— Start of SUPPLIED RECORDS —
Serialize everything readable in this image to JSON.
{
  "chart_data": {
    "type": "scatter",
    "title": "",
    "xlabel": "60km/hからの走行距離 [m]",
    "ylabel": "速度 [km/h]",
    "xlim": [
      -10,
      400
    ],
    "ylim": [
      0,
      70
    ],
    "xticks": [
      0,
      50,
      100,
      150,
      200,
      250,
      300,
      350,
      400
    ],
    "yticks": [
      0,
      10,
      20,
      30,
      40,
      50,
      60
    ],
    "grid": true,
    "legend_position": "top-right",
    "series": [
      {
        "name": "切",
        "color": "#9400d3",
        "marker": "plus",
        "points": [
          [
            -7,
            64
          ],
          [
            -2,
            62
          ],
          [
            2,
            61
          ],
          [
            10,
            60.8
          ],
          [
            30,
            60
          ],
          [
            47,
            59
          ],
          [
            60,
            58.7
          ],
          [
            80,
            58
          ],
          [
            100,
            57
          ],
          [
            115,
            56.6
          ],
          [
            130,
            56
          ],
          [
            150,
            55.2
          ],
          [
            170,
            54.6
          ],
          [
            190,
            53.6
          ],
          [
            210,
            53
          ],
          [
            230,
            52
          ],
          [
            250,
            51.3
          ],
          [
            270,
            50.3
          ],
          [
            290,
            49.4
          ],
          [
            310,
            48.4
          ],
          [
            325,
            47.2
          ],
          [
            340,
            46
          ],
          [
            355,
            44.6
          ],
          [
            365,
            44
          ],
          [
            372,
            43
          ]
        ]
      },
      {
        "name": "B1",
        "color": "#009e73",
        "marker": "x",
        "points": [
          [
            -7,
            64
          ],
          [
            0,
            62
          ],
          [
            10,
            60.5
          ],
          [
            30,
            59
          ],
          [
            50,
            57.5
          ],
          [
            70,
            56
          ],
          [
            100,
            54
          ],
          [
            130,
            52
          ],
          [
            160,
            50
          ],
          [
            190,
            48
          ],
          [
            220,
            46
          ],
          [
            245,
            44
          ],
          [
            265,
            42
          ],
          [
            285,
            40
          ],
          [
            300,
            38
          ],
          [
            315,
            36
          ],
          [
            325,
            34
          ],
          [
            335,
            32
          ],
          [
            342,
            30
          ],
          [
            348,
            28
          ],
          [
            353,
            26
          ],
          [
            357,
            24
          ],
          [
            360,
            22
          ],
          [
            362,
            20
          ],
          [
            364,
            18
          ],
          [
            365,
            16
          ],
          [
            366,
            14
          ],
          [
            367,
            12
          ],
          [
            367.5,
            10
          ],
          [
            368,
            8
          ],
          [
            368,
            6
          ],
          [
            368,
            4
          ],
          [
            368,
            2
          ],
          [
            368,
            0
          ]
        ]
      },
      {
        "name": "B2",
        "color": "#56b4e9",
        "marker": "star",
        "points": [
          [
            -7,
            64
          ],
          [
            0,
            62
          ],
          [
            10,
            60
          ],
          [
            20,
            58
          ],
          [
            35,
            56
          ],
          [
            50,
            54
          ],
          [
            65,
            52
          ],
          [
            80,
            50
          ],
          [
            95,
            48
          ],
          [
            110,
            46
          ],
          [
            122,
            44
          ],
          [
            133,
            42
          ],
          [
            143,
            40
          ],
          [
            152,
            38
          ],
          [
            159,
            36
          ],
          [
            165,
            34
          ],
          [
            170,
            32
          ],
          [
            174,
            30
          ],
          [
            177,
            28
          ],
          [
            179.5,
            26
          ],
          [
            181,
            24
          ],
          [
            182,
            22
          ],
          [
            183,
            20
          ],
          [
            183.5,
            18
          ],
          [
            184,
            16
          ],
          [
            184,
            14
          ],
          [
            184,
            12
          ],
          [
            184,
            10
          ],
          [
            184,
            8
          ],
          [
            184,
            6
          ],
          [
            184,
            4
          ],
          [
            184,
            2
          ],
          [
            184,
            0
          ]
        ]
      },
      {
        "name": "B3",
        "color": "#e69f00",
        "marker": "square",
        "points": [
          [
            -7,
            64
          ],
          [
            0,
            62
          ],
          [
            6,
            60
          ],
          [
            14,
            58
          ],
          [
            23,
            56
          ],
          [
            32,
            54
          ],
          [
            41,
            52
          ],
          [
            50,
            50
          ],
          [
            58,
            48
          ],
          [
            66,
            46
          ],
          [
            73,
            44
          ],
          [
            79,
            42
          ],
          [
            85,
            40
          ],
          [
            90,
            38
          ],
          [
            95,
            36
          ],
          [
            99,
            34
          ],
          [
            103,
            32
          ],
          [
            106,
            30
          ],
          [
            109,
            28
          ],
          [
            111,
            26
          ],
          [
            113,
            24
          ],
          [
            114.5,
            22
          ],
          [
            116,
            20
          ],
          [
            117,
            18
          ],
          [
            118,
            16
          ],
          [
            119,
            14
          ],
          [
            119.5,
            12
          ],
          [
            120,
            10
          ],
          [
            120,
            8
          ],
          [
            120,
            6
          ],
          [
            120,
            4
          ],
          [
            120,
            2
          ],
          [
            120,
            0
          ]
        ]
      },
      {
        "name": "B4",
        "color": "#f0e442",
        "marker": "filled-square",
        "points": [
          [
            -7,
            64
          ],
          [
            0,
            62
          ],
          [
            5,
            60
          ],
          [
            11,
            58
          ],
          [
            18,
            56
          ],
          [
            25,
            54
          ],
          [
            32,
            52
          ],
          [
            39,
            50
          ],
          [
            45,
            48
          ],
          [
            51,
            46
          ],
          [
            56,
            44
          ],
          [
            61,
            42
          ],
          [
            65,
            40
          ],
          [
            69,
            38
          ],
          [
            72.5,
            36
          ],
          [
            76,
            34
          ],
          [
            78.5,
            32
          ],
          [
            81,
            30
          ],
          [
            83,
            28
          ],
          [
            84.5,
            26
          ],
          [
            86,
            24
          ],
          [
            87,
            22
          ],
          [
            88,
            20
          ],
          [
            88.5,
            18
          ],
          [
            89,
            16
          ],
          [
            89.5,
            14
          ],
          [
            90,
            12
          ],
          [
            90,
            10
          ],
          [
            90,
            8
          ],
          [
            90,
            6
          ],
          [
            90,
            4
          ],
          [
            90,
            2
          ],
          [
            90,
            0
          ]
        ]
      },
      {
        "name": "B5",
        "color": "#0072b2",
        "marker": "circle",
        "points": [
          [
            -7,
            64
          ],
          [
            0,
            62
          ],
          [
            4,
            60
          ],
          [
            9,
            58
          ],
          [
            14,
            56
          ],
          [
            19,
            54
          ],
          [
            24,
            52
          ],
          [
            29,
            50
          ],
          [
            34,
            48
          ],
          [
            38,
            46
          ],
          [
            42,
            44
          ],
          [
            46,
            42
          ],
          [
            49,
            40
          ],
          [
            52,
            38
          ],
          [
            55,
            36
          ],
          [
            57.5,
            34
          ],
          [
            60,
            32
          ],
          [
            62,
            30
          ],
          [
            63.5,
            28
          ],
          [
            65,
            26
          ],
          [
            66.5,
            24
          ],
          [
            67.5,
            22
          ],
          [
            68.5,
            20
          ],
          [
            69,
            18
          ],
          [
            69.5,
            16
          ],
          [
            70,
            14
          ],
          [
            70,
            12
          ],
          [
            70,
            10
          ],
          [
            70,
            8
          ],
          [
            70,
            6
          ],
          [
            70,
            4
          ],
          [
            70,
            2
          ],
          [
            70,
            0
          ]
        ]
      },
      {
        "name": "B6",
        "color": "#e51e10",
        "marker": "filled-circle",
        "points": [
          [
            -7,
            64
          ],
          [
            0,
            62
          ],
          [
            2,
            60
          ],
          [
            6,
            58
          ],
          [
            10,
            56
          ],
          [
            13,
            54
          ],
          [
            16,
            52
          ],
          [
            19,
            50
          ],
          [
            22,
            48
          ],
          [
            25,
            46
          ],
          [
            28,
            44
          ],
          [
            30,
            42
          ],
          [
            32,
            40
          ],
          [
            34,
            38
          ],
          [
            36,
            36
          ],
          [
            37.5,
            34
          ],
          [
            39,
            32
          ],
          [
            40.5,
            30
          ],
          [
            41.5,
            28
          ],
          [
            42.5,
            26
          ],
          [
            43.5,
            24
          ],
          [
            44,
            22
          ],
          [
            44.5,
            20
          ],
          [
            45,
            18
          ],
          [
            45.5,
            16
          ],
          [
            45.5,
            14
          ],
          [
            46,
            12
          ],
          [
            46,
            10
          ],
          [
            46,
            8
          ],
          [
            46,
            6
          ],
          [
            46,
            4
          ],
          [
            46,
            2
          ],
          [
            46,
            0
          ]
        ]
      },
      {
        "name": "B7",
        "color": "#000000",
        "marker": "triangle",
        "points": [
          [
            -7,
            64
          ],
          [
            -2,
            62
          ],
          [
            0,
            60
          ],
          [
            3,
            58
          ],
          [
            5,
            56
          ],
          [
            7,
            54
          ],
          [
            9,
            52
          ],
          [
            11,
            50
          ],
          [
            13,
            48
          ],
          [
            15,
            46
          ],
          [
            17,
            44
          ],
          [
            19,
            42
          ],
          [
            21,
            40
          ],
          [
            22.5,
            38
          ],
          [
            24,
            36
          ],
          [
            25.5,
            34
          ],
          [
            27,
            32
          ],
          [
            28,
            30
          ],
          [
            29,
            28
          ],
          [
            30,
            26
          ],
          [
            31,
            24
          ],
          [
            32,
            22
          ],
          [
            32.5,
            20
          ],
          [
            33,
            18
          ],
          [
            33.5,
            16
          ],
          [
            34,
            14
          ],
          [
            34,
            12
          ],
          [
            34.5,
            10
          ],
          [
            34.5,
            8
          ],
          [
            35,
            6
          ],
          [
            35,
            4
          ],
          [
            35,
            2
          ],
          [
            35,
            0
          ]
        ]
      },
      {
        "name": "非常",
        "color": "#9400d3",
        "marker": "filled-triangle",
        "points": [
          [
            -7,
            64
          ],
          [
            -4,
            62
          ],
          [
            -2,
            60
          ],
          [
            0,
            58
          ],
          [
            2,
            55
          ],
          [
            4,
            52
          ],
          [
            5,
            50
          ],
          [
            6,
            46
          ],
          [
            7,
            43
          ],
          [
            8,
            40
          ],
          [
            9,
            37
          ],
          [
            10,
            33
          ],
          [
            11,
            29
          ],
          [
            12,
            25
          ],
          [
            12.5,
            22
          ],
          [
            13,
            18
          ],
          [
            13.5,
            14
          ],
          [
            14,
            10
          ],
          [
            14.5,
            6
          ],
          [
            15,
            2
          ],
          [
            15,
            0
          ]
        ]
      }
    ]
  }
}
— End of SUPPLIED RECORDS —
AIM OF THE EXERCISE — Copy every line that includes the string "circle" from the material above.

TASK ANSWER —
        "marker": "circle",
        "marker": "filled-circle",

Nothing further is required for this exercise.